GIVEN DATA:

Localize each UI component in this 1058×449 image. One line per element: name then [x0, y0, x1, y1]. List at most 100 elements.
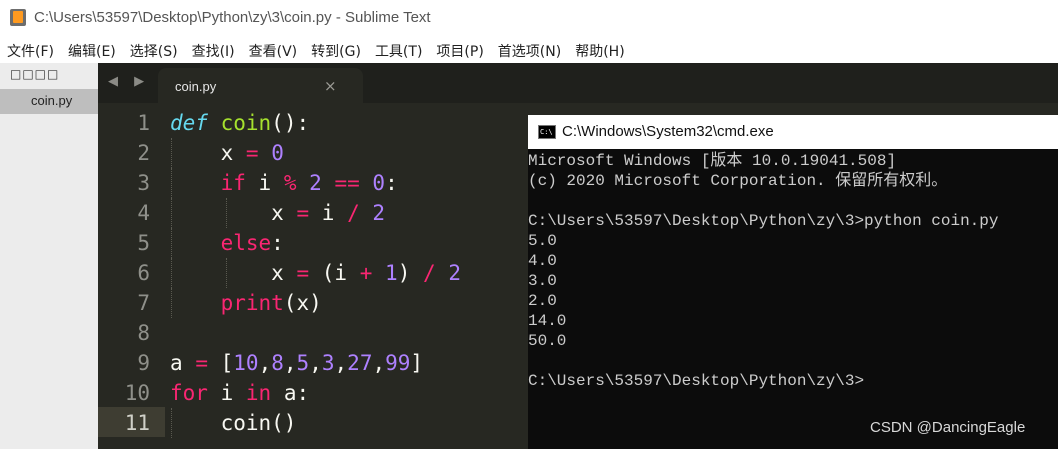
cmd-output-line: Microsoft Windows [版本 10.0.19041.508]: [528, 152, 897, 170]
line-number: 10: [124, 381, 150, 405]
line-number: 1: [137, 111, 150, 135]
variable: i: [321, 201, 335, 225]
code-line-9: a = [10,8,5,3,27,99]: [170, 351, 424, 375]
menu-project[interactable]: 项目(P): [429, 38, 490, 62]
operator: =: [245, 141, 259, 165]
menu-file[interactable]: 文件(F): [0, 38, 61, 62]
tab-coin-py[interactable]: coin.py ×: [158, 68, 363, 103]
code-line-2: x = 0: [170, 138, 284, 168]
number: 5: [296, 351, 310, 375]
punctuation: :: [271, 231, 284, 255]
menu-help[interactable]: 帮助(H): [568, 38, 631, 62]
sidebar-item-coin-py[interactable]: coin.py: [0, 89, 98, 114]
sidebar: □□□□ coin.py: [0, 63, 98, 449]
cmd-titlebar[interactable]: C:\Windows\System32\cmd.exe: [528, 115, 1058, 149]
menu-selection[interactable]: 选择(S): [123, 38, 185, 62]
cmd-output-line: 5.0: [528, 232, 557, 250]
keyword: in: [245, 381, 272, 405]
line-number-gutter: 1 2 3 4 5 6 7 8 9 10 11: [98, 103, 165, 449]
number: 2: [448, 261, 461, 285]
operator: =: [296, 261, 310, 285]
punctuation: [: [220, 351, 234, 375]
menu-view[interactable]: 查看(V): [242, 38, 305, 62]
window-titlebar: C:\Users\53597\Desktop\Python\zy\3\coin.…: [0, 0, 1058, 36]
builtin: print: [220, 291, 284, 315]
code-line-10: for i in a:: [170, 378, 309, 408]
code-line-11: coin(): [170, 408, 297, 438]
variable: a: [170, 351, 183, 375]
cmd-output-line: 14.0: [528, 312, 567, 330]
number: 27: [347, 351, 373, 375]
menu-bar: 文件(F) 编辑(E) 选择(S) 查找(I) 查看(V) 转到(G) 工具(T…: [0, 38, 1058, 62]
operator: /: [347, 201, 360, 225]
line-number: 2: [137, 141, 150, 165]
cmd-icon: [538, 125, 556, 139]
operator: /: [423, 261, 436, 285]
punctuation: ():: [271, 111, 310, 135]
line-number-active: 11: [124, 411, 150, 435]
punctuation: :: [385, 171, 398, 195]
cmd-output-line: (c) 2020 Microsoft Corporation. 保留所有权利。: [528, 172, 948, 190]
line-number: 5: [137, 231, 150, 255]
line-number: 6: [137, 261, 150, 285]
number: 10: [233, 351, 259, 375]
menu-tools[interactable]: 工具(T): [368, 38, 429, 62]
line-number: 9: [137, 351, 150, 375]
watermark: CSDN @DancingEagle: [870, 419, 1026, 436]
operator: ==: [334, 171, 360, 195]
function-call: coin(): [220, 411, 297, 435]
cmd-output-line: 50.0: [528, 332, 567, 350]
number: 99: [385, 351, 411, 375]
number: 2: [372, 201, 386, 225]
sidebar-item-label: coin.py: [31, 93, 73, 108]
operator: +: [359, 261, 373, 285]
number: 1: [385, 261, 398, 285]
code-line-6: x = (i + 1) / 2: [170, 258, 461, 288]
cmd-output-line: 2.0: [528, 292, 557, 310]
cmd-output-line: C:\Users\53597\Desktop\Python\zy\3>pytho…: [528, 212, 999, 230]
number: 3: [321, 351, 335, 375]
keyword: if: [220, 171, 246, 195]
keyword: for: [170, 381, 208, 405]
number: 0: [271, 141, 284, 165]
menu-find[interactable]: 查找(I): [185, 38, 242, 62]
line-number: 4: [137, 201, 150, 225]
cmd-window[interactable]: C:\Windows\System32\cmd.exe Microsoft Wi…: [528, 115, 1058, 449]
keyword: else: [220, 231, 272, 255]
operator: =: [296, 201, 310, 225]
cmd-prompt-line: C:\Users\53597\Desktop\Python\zy\3>: [528, 372, 865, 390]
line-number: 3: [137, 171, 150, 195]
function-name: coin: [220, 111, 272, 135]
menu-edit[interactable]: 编辑(E): [61, 38, 123, 62]
variable: x: [271, 261, 284, 285]
tab-label: coin.py: [175, 79, 217, 94]
code-line-5: else:: [170, 228, 284, 258]
code-line-3: if i % 2 == 0:: [170, 168, 398, 198]
number: 8: [271, 351, 284, 375]
arguments: (x): [283, 291, 322, 315]
cmd-title: C:\Windows\System32\cmd.exe: [562, 123, 774, 140]
operator: %: [283, 171, 297, 195]
variable: i: [258, 171, 272, 195]
close-icon[interactable]: ×: [324, 77, 337, 95]
line-number: 8: [137, 321, 150, 345]
code-line-1: def coin():: [170, 108, 309, 138]
tab-bar: ◀ ▶ coin.py ×: [98, 63, 1058, 103]
variable: i: [220, 381, 234, 405]
keyword: def: [170, 111, 208, 135]
cmd-output-line: 3.0: [528, 272, 557, 290]
variable: a:: [283, 381, 310, 405]
window-title: C:\Users\53597\Desktop\Python\zy\3\coin.…: [34, 9, 431, 26]
sublime-text-icon: [10, 9, 26, 26]
code-line-4: x = i / 2: [170, 198, 385, 228]
punctuation: ]: [410, 351, 424, 375]
menu-preferences[interactable]: 首选项(N): [491, 38, 568, 62]
expression: (i: [321, 261, 348, 285]
punctuation: ): [397, 261, 411, 285]
menu-goto[interactable]: 转到(G): [304, 38, 368, 62]
line-number: 7: [137, 291, 150, 315]
tab-nav-arrows-icon[interactable]: ◀ ▶: [108, 74, 150, 89]
cmd-output-line: 4.0: [528, 252, 557, 270]
number: 2: [309, 171, 322, 195]
number: 0: [372, 171, 386, 195]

INSTRUCTIONS TO FOLLOW: Count the lines in the entries above that contain the string "label", with case counting, and reply with the number only.

WRITTEN REPLY: 2